▸ **Provided material**
^^^^^^^^^^^^^^^^
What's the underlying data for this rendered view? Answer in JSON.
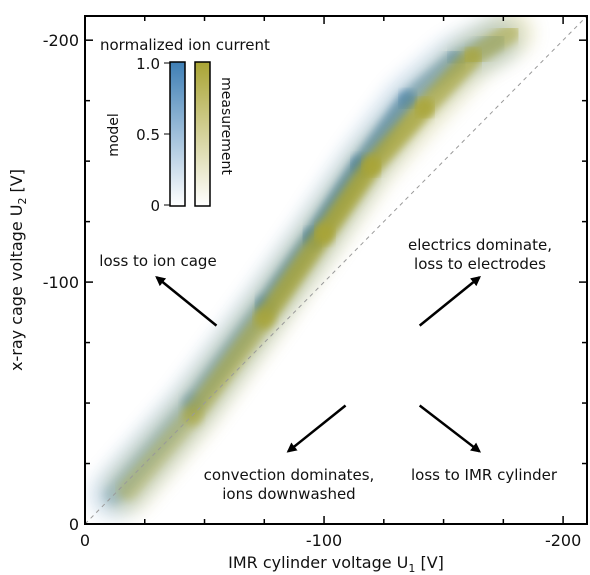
{
  "chart_data": {
    "type": "heatmap",
    "title": "",
    "xlabel": "IMR cylinder voltage U",
    "xlabel_sub": "1",
    "xlabel_unit": " [V]",
    "ylabel": "x-ray cage voltage U",
    "ylabel_sub": "2",
    "ylabel_unit": " [V]",
    "xlim": [
      0,
      -210
    ],
    "ylim": [
      0,
      -210
    ],
    "x_ticks": [
      0,
      -100,
      -200
    ],
    "y_ticks": [
      0,
      -100,
      -200
    ],
    "x_tick_labels": [
      "0",
      "-100",
      "-200"
    ],
    "y_tick_labels": [
      "0",
      "-100",
      "-200"
    ],
    "grid": false,
    "diagonal": {
      "x": [
        0,
        -210
      ],
      "y": [
        0,
        -210
      ],
      "style": "dashed",
      "color": "#9a9a9a"
    },
    "series": [
      {
        "name": "model",
        "color": "#3f7fb5",
        "ridge": [
          {
            "x": -12,
            "y": -12,
            "value": 0.05
          },
          {
            "x": -45,
            "y": -50,
            "value": 0.25
          },
          {
            "x": -75,
            "y": -90,
            "value": 0.55
          },
          {
            "x": -95,
            "y": -118,
            "value": 0.85
          },
          {
            "x": -115,
            "y": -148,
            "value": 0.9
          },
          {
            "x": -135,
            "y": -175,
            "value": 0.6
          },
          {
            "x": -155,
            "y": -192,
            "value": 0.3
          },
          {
            "x": -172,
            "y": -200,
            "value": 0.1
          }
        ]
      },
      {
        "name": "measurement",
        "color": "#a9a434",
        "ridge": [
          {
            "x": -18,
            "y": -14,
            "value": 0.1
          },
          {
            "x": -45,
            "y": -45,
            "value": 0.35
          },
          {
            "x": -75,
            "y": -85,
            "value": 0.7
          },
          {
            "x": -100,
            "y": -120,
            "value": 0.95
          },
          {
            "x": -120,
            "y": -148,
            "value": 0.9
          },
          {
            "x": -142,
            "y": -172,
            "value": 0.75
          },
          {
            "x": -162,
            "y": -193,
            "value": 0.55
          },
          {
            "x": -178,
            "y": -203,
            "value": 0.3
          }
        ]
      }
    ],
    "colorbar": {
      "title": "normalized ion current",
      "ticks": [
        "1.0",
        "0.5",
        "0"
      ],
      "tick_values": [
        1.0,
        0.5,
        0.0
      ],
      "labels": [
        "model",
        "measurement"
      ]
    },
    "annotations": [
      {
        "lines": [
          "loss to ion cage"
        ],
        "arrow_from": [
          -55,
          -82
        ],
        "arrow_to": [
          -30,
          -102
        ]
      },
      {
        "lines": [
          "electrics dominate,",
          "loss to electrodes"
        ],
        "arrow_from": [
          -140,
          -82
        ],
        "arrow_to": [
          -165,
          -102
        ]
      },
      {
        "lines": [
          "convection dominates,",
          "ions downwashed"
        ],
        "arrow_from": [
          -109,
          -49
        ],
        "arrow_to": [
          -85,
          -30
        ]
      },
      {
        "lines": [
          "loss to IMR cylinder"
        ],
        "arrow_from": [
          -140,
          -49
        ],
        "arrow_to": [
          -165,
          -30
        ]
      }
    ]
  }
}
^^^^^^^^^^^^^^^^
Please write out all of the material above without changing a word, and omit any pictures.

▸ **Solution to this problem**
What's the underlying data for this rendered view? Answer in JSON.
{
  "chart_data": {
    "type": "heatmap",
    "title": "",
    "xlabel": "IMR cylinder voltage U",
    "xlabel_sub": "1",
    "xlabel_unit": " [V]",
    "ylabel": "x-ray cage voltage U",
    "ylabel_sub": "2",
    "ylabel_unit": " [V]",
    "xlim": [
      0,
      -210
    ],
    "ylim": [
      0,
      -210
    ],
    "x_ticks": [
      0,
      -100,
      -200
    ],
    "y_ticks": [
      0,
      -100,
      -200
    ],
    "x_tick_labels": [
      "0",
      "-100",
      "-200"
    ],
    "y_tick_labels": [
      "0",
      "-100",
      "-200"
    ],
    "grid": false,
    "diagonal": {
      "x": [
        0,
        -210
      ],
      "y": [
        0,
        -210
      ],
      "style": "dashed",
      "color": "#9a9a9a"
    },
    "series": [
      {
        "name": "model",
        "color": "#3f7fb5",
        "ridge": [
          {
            "x": -12,
            "y": -12,
            "value": 0.05
          },
          {
            "x": -45,
            "y": -50,
            "value": 0.25
          },
          {
            "x": -75,
            "y": -90,
            "value": 0.55
          },
          {
            "x": -95,
            "y": -118,
            "value": 0.85
          },
          {
            "x": -115,
            "y": -148,
            "value": 0.9
          },
          {
            "x": -135,
            "y": -175,
            "value": 0.6
          },
          {
            "x": -155,
            "y": -192,
            "value": 0.3
          },
          {
            "x": -172,
            "y": -200,
            "value": 0.1
          }
        ]
      },
      {
        "name": "measurement",
        "color": "#a9a434",
        "ridge": [
          {
            "x": -18,
            "y": -14,
            "value": 0.1
          },
          {
            "x": -45,
            "y": -45,
            "value": 0.35
          },
          {
            "x": -75,
            "y": -85,
            "value": 0.7
          },
          {
            "x": -100,
            "y": -120,
            "value": 0.95
          },
          {
            "x": -120,
            "y": -148,
            "value": 0.9
          },
          {
            "x": -142,
            "y": -172,
            "value": 0.75
          },
          {
            "x": -162,
            "y": -193,
            "value": 0.55
          },
          {
            "x": -178,
            "y": -203,
            "value": 0.3
          }
        ]
      }
    ],
    "colorbar": {
      "title": "normalized ion current",
      "ticks": [
        "1.0",
        "0.5",
        "0"
      ],
      "tick_values": [
        1.0,
        0.5,
        0.0
      ],
      "labels": [
        "model",
        "measurement"
      ]
    },
    "annotations": [
      {
        "lines": [
          "loss to ion cage"
        ],
        "arrow_from": [
          -55,
          -82
        ],
        "arrow_to": [
          -30,
          -102
        ]
      },
      {
        "lines": [
          "electrics dominate,",
          "loss to electrodes"
        ],
        "arrow_from": [
          -140,
          -82
        ],
        "arrow_to": [
          -165,
          -102
        ]
      },
      {
        "lines": [
          "convection dominates,",
          "ions downwashed"
        ],
        "arrow_from": [
          -109,
          -49
        ],
        "arrow_to": [
          -85,
          -30
        ]
      },
      {
        "lines": [
          "loss to IMR cylinder"
        ],
        "arrow_from": [
          -140,
          -49
        ],
        "arrow_to": [
          -165,
          -30
        ]
      }
    ]
  }
}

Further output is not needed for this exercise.